JOB:
Where does the string "Vartl" appear? Copy every line of the entries below that holds it.

>> start

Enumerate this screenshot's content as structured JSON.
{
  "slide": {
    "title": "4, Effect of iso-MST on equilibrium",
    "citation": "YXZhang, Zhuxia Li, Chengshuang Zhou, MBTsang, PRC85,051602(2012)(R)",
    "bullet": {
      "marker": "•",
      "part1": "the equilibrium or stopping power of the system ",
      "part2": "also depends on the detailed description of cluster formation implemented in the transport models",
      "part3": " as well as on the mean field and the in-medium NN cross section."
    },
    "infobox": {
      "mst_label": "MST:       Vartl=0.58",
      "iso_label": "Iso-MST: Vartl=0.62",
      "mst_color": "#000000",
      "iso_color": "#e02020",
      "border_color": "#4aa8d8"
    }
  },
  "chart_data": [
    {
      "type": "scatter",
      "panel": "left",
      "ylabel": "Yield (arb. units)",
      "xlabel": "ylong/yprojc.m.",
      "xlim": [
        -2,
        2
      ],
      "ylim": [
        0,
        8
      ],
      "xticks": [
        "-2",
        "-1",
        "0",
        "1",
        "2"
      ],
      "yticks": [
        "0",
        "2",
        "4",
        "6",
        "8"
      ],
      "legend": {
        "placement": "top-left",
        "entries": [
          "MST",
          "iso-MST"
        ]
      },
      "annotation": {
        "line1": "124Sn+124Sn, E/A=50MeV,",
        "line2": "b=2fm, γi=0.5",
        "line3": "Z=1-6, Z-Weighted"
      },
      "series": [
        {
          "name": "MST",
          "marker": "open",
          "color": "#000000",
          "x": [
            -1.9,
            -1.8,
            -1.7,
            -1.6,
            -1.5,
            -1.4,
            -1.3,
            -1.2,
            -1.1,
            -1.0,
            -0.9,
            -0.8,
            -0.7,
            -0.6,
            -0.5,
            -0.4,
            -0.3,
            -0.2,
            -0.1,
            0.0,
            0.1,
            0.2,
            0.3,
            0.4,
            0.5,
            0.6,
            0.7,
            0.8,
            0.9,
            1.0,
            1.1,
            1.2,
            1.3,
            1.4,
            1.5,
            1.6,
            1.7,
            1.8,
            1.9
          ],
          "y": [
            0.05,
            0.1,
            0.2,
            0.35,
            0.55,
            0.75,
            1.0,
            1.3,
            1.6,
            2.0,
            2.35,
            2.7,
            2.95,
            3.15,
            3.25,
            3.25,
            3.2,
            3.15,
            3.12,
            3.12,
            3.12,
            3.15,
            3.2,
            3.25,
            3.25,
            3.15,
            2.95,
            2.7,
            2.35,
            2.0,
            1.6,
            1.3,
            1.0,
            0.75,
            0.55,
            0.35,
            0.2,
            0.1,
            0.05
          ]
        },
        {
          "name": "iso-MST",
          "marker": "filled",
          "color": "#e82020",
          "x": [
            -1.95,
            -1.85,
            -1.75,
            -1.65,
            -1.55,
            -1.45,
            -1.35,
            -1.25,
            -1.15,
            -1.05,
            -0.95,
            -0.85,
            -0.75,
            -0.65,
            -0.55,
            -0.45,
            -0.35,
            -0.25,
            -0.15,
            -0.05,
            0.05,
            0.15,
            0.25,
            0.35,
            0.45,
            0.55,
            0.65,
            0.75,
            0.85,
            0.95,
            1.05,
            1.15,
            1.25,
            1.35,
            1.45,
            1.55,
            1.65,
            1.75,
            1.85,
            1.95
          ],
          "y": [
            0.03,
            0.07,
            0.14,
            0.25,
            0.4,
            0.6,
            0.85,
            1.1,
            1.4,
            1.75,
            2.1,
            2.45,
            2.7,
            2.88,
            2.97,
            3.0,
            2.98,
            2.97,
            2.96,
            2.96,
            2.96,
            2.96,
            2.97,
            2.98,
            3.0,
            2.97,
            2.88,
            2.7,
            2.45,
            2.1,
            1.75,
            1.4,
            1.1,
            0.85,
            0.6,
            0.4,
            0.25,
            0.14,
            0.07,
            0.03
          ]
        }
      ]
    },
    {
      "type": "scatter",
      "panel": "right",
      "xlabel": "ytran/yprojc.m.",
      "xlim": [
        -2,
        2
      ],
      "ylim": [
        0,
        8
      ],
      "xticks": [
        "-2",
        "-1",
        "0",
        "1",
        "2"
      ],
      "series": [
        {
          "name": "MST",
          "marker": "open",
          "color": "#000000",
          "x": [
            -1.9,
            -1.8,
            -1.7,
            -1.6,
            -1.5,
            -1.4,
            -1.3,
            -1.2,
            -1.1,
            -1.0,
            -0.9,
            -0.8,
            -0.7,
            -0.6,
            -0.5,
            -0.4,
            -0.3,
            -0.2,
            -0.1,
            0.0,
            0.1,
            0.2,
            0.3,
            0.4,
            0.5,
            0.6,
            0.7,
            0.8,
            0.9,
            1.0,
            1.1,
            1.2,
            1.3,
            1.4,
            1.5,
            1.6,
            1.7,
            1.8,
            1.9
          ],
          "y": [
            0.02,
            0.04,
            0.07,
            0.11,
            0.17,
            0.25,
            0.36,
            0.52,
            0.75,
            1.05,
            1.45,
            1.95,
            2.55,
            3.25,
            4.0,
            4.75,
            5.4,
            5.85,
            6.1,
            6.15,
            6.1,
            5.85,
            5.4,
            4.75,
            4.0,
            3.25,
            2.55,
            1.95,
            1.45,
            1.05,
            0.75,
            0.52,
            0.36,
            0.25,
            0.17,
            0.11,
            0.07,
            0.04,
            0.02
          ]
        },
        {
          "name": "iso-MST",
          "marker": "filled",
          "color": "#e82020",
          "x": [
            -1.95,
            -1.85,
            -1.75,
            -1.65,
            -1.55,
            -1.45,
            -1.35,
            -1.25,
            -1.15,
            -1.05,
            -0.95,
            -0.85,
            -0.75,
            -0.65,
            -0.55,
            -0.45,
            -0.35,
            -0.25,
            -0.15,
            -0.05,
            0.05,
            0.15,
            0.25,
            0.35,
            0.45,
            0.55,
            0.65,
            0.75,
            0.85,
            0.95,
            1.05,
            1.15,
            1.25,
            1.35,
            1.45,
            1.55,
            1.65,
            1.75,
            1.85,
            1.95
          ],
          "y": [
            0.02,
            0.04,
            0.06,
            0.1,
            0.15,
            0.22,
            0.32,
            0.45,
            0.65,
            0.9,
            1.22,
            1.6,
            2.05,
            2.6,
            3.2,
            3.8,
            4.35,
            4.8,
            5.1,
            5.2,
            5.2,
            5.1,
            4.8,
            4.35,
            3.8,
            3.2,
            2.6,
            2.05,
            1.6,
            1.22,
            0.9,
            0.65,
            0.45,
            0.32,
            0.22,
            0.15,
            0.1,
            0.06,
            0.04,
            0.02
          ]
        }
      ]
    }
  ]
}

>> end

TASK SOLUTION:
      "mst_label": "MST:       Vartl=0.58",
      "iso_label": "Iso-MST: Vartl=0.62",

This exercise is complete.